• _TO BE DONE_
Extract the full set of records that follows, word for word.

• _Stored records_
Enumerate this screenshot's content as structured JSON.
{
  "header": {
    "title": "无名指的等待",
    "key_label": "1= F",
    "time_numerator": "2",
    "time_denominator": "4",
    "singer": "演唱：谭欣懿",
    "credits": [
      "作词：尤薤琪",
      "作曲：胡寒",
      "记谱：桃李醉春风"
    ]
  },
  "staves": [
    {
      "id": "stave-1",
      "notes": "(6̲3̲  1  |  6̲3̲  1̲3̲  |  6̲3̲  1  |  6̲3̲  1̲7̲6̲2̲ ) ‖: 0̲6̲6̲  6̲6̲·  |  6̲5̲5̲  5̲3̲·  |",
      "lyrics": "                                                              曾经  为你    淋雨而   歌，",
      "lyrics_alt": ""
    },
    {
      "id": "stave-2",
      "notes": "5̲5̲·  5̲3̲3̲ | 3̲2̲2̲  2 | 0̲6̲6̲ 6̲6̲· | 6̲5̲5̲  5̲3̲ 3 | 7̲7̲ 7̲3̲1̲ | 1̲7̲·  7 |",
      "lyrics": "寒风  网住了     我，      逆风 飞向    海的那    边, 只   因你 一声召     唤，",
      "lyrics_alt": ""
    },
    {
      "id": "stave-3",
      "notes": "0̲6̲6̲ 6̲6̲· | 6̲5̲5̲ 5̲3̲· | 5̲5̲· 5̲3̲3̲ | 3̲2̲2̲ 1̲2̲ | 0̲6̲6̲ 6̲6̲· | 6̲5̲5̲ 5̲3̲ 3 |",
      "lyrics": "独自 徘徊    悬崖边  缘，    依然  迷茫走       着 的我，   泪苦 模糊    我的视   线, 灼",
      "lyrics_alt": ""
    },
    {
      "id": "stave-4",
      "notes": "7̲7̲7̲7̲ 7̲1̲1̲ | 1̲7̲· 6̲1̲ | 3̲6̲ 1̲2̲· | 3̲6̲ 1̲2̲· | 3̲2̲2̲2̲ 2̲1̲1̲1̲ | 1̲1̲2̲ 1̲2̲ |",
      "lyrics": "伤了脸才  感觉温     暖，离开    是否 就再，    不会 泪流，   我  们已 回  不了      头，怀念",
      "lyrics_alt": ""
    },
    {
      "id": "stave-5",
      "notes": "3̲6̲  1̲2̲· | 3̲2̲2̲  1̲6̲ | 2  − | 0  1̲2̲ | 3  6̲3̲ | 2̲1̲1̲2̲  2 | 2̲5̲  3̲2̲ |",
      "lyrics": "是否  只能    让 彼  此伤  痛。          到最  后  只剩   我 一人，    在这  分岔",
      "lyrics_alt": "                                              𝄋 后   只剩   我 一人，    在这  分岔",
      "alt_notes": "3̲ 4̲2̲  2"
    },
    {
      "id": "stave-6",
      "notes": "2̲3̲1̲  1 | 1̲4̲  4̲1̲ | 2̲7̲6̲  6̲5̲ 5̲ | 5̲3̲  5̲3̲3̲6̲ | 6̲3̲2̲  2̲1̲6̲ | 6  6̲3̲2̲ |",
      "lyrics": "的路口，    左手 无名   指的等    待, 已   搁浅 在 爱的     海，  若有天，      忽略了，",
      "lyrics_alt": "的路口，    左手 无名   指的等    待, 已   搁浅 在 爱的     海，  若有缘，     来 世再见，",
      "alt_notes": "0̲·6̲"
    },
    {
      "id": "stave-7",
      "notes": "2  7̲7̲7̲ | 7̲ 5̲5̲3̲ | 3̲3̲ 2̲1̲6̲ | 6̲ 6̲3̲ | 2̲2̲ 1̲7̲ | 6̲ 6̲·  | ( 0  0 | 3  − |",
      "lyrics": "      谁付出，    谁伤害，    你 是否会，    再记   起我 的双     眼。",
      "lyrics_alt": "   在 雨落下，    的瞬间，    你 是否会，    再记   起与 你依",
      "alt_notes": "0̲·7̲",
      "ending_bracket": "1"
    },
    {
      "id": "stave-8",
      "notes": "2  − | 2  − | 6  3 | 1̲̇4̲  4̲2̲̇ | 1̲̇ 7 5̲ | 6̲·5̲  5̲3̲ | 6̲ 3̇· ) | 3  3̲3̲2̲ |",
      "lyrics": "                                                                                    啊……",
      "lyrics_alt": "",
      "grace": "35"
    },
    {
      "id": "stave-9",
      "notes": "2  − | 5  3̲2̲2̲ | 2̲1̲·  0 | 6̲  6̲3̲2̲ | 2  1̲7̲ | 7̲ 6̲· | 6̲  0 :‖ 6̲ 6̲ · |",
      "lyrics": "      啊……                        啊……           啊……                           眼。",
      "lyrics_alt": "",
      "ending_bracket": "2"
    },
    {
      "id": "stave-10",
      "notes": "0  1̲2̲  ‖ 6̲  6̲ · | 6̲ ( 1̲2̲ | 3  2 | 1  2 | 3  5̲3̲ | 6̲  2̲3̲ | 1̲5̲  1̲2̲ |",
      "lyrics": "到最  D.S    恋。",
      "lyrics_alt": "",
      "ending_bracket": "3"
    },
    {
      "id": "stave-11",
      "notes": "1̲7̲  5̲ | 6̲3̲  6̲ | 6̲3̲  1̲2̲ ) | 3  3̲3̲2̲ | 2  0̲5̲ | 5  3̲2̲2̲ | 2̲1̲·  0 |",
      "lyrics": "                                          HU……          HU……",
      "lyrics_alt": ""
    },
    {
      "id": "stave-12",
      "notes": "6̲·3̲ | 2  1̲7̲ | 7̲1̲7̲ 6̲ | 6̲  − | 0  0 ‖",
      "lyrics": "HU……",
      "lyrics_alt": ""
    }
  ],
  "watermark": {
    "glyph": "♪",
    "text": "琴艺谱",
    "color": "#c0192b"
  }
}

• _EXERCISE ANSWER_
Enumerate this screenshot's content as structured JSON.
{
  "header": {
    "title": "无名指的等待",
    "key_label": "1= F",
    "time_numerator": "2",
    "time_denominator": "4",
    "singer": "演唱：谭欣懿",
    "credits": [
      "作词：尤薤琪",
      "作曲：胡寒",
      "记谱：桃李醉春风"
    ]
  },
  "staves": [
    {
      "id": "stave-1",
      "notes": "(6̲3̲  1  |  6̲3̲  1̲3̲  |  6̲3̲  1  |  6̲3̲  1̲7̲6̲2̲ ) ‖: 0̲6̲6̲  6̲6̲·  |  6̲5̲5̲  5̲3̲·  |",
      "lyrics": "                                                              曾经  为你    淋雨而   歌，",
      "lyrics_alt": ""
    },
    {
      "id": "stave-2",
      "notes": "5̲5̲·  5̲3̲3̲ | 3̲2̲2̲  2 | 0̲6̲6̲ 6̲6̲· | 6̲5̲5̲  5̲3̲ 3 | 7̲7̲ 7̲3̲1̲ | 1̲7̲·  7 |",
      "lyrics": "寒风  网住了     我，      逆风 飞向    海的那    边, 只   因你 一声召     唤，",
      "lyrics_alt": ""
    },
    {
      "id": "stave-3",
      "notes": "0̲6̲6̲ 6̲6̲· | 6̲5̲5̲ 5̲3̲· | 5̲5̲· 5̲3̲3̲ | 3̲2̲2̲ 1̲2̲ | 0̲6̲6̲ 6̲6̲· | 6̲5̲5̲ 5̲3̲ 3 |",
      "lyrics": "独自 徘徊    悬崖边  缘，    依然  迷茫走       着 的我，   泪苦 模糊    我的视   线, 灼",
      "lyrics_alt": ""
    },
    {
      "id": "stave-4",
      "notes": "7̲7̲7̲7̲ 7̲1̲1̲ | 1̲7̲· 6̲1̲ | 3̲6̲ 1̲2̲· | 3̲6̲ 1̲2̲· | 3̲2̲2̲2̲ 2̲1̲1̲1̲ | 1̲1̲2̲ 1̲2̲ |",
      "lyrics": "伤了脸才  感觉温     暖，离开    是否 就再，    不会 泪流，   我  们已 回  不了      头，怀念",
      "lyrics_alt": ""
    },
    {
      "id": "stave-5",
      "notes": "3̲6̲  1̲2̲· | 3̲2̲2̲  1̲6̲ | 2  − | 0  1̲2̲ | 3  6̲3̲ | 2̲1̲1̲2̲  2 | 2̲5̲  3̲2̲ |",
      "lyrics": "是否  只能    让 彼  此伤  痛。          到最  后  只剩   我 一人，    在这  分岔",
      "lyrics_alt": "                                              𝄋 后   只剩   我 一人，    在这  分岔",
      "alt_notes": "3̲ 4̲2̲  2"
    },
    {
      "id": "stave-6",
      "notes": "2̲3̲1̲  1 | 1̲4̲  4̲1̲ | 2̲7̲6̲  6̲5̲ 5̲ | 5̲3̲  5̲3̲3̲6̲ | 6̲3̲2̲  2̲1̲6̲ | 6  6̲3̲2̲ |",
      "lyrics": "的路口，    左手 无名   指的等    待, 已   搁浅 在 爱的     海，  若有天，      忽略了，",
      "lyrics_alt": "的路口，    左手 无名   指的等    待, 已   搁浅 在 爱的     海，  若有缘，     来 世再见，",
      "alt_notes": "0̲·6̲"
    },
    {
      "id": "stave-7",
      "notes": "2  7̲7̲7̲ | 7̲ 5̲5̲3̲ | 3̲3̲ 2̲1̲6̲ | 6̲ 6̲3̲ | 2̲2̲ 1̲7̲ | 6̲ 6̲·  | ( 0  0 | 3  − |",
      "lyrics": "      谁付出，    谁伤害，    你 是否会，    再记   起我 的双     眼。",
      "lyrics_alt": "   在 雨落下，    的瞬间，    你 是否会，    再记   起与 你依",
      "alt_notes": "0̲·7̲",
      "ending_bracket": "1"
    },
    {
      "id": "stave-8",
      "notes": "2  − | 2  − | 6  3 | 1̲̇4̲  4̲2̲̇ | 1̲̇ 7 5̲ | 6̲·5̲  5̲3̲ | 6̲ 3̇· ) | 3  3̲3̲2̲ |",
      "lyrics": "                                                                                    啊……",
      "lyrics_alt": "",
      "grace": "35"
    },
    {
      "id": "stave-9",
      "notes": "2  − | 5  3̲2̲2̲ | 2̲1̲·  0 | 6̲  6̲3̲2̲ | 2  1̲7̲ | 7̲ 6̲· | 6̲  0 :‖ 6̲ 6̲ · |",
      "lyrics": "      啊……                        啊……           啊……                           眼。",
      "lyrics_alt": "",
      "ending_bracket": "2"
    },
    {
      "id": "stave-10",
      "notes": "0  1̲2̲  ‖ 6̲  6̲ · | 6̲ ( 1̲2̲ | 3  2 | 1  2 | 3  5̲3̲ | 6̲  2̲3̲ | 1̲5̲  1̲2̲ |",
      "lyrics": "到最  D.S    恋。",
      "lyrics_alt": "",
      "ending_bracket": "3"
    },
    {
      "id": "stave-11",
      "notes": "1̲7̲  5̲ | 6̲3̲  6̲ | 6̲3̲  1̲2̲ ) | 3  3̲3̲2̲ | 2  0̲5̲ | 5  3̲2̲2̲ | 2̲1̲·  0 |",
      "lyrics": "                                          HU……          HU……",
      "lyrics_alt": ""
    },
    {
      "id": "stave-12",
      "notes": "6̲·3̲ | 2  1̲7̲ | 7̲1̲7̲ 6̲ | 6̲  − | 0  0 ‖",
      "lyrics": "HU……",
      "lyrics_alt": ""
    }
  ],
  "watermark": {
    "glyph": "♪",
    "text": "琴艺谱",
    "color": "#c0192b"
  }
}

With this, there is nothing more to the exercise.